> [Set problem] Would you repeat the listing exactly but omit every picture?

___ Input data ___

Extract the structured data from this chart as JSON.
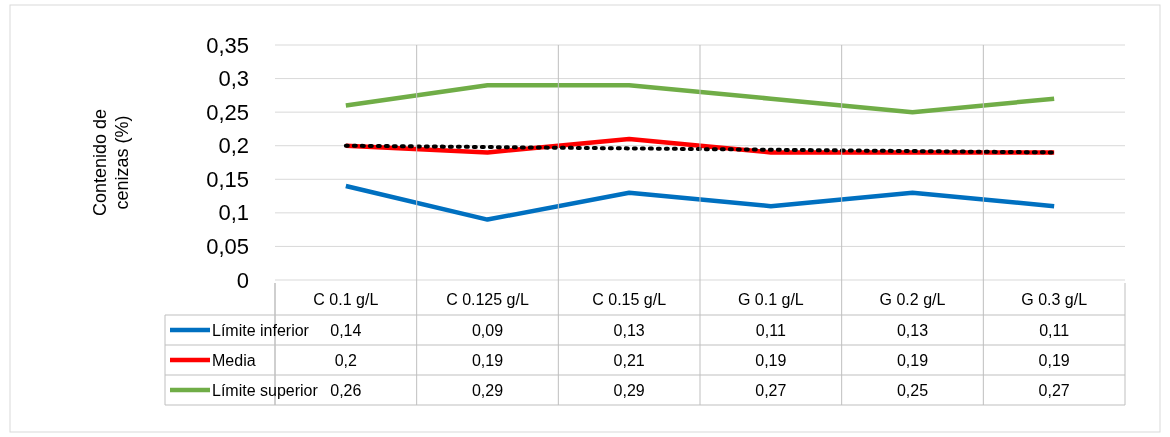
{
  "chart_data": {
    "type": "line",
    "ylabel": "Contenido de cenizas (%)",
    "categories": [
      "C 0.1 g/L",
      "C 0.125 g/L",
      "C 0.15 g/L",
      "G 0.1 g/L",
      "G 0.2 g/L",
      "G 0.3 g/L"
    ],
    "ylim": [
      0,
      0.35
    ],
    "yticks": [
      {
        "value": 0,
        "label": "0"
      },
      {
        "value": 0.05,
        "label": "0,05"
      },
      {
        "value": 0.1,
        "label": "0,1"
      },
      {
        "value": 0.15,
        "label": "0,15"
      },
      {
        "value": 0.2,
        "label": "0,2"
      },
      {
        "value": 0.25,
        "label": "0,25"
      },
      {
        "value": 0.3,
        "label": "0,3"
      },
      {
        "value": 0.35,
        "label": "0,35"
      }
    ],
    "grid": "y",
    "legend": "bottom",
    "series": [
      {
        "name": "Límite inferior",
        "color": "#0070c0",
        "values": [
          0.14,
          0.09,
          0.13,
          0.11,
          0.13,
          0.11
        ],
        "value_labels": [
          "0,14",
          "0,09",
          "0,13",
          "0,11",
          "0,13",
          "0,11"
        ]
      },
      {
        "name": "Media",
        "color": "#ff0000",
        "values": [
          0.2,
          0.19,
          0.21,
          0.19,
          0.19,
          0.19
        ],
        "value_labels": [
          "0,2",
          "0,19",
          "0,21",
          "0,19",
          "0,19",
          "0,19"
        ]
      },
      {
        "name": "Límite superior",
        "color": "#70ad47",
        "values": [
          0.26,
          0.29,
          0.29,
          0.27,
          0.25,
          0.27
        ],
        "value_labels": [
          "0,26",
          "0,29",
          "0,29",
          "0,27",
          "0,25",
          "0,27"
        ]
      },
      {
        "type": "line",
        "color": "#000000",
        "line_style": "dotted",
        "values": [
          0.2,
          0.198,
          0.196,
          0.194,
          0.192,
          0.19
        ]
      }
    ]
  }
}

___

> [Response for this exercise]
Extract the structured data from this chart as JSON.
{
  "chart_data": {
    "type": "line",
    "ylabel": "Contenido de cenizas (%)",
    "categories": [
      "C 0.1 g/L",
      "C 0.125 g/L",
      "C 0.15 g/L",
      "G 0.1 g/L",
      "G 0.2 g/L",
      "G 0.3 g/L"
    ],
    "ylim": [
      0,
      0.35
    ],
    "yticks": [
      {
        "value": 0,
        "label": "0"
      },
      {
        "value": 0.05,
        "label": "0,05"
      },
      {
        "value": 0.1,
        "label": "0,1"
      },
      {
        "value": 0.15,
        "label": "0,15"
      },
      {
        "value": 0.2,
        "label": "0,2"
      },
      {
        "value": 0.25,
        "label": "0,25"
      },
      {
        "value": 0.3,
        "label": "0,3"
      },
      {
        "value": 0.35,
        "label": "0,35"
      }
    ],
    "grid": "y",
    "legend": "bottom",
    "series": [
      {
        "name": "Límite inferior",
        "color": "#0070c0",
        "values": [
          0.14,
          0.09,
          0.13,
          0.11,
          0.13,
          0.11
        ],
        "value_labels": [
          "0,14",
          "0,09",
          "0,13",
          "0,11",
          "0,13",
          "0,11"
        ]
      },
      {
        "name": "Media",
        "color": "#ff0000",
        "values": [
          0.2,
          0.19,
          0.21,
          0.19,
          0.19,
          0.19
        ],
        "value_labels": [
          "0,2",
          "0,19",
          "0,21",
          "0,19",
          "0,19",
          "0,19"
        ]
      },
      {
        "name": "Límite superior",
        "color": "#70ad47",
        "values": [
          0.26,
          0.29,
          0.29,
          0.27,
          0.25,
          0.27
        ],
        "value_labels": [
          "0,26",
          "0,29",
          "0,29",
          "0,27",
          "0,25",
          "0,27"
        ]
      },
      {
        "type": "line",
        "color": "#000000",
        "line_style": "dotted",
        "values": [
          0.2,
          0.198,
          0.196,
          0.194,
          0.192,
          0.19
        ]
      }
    ]
  }
}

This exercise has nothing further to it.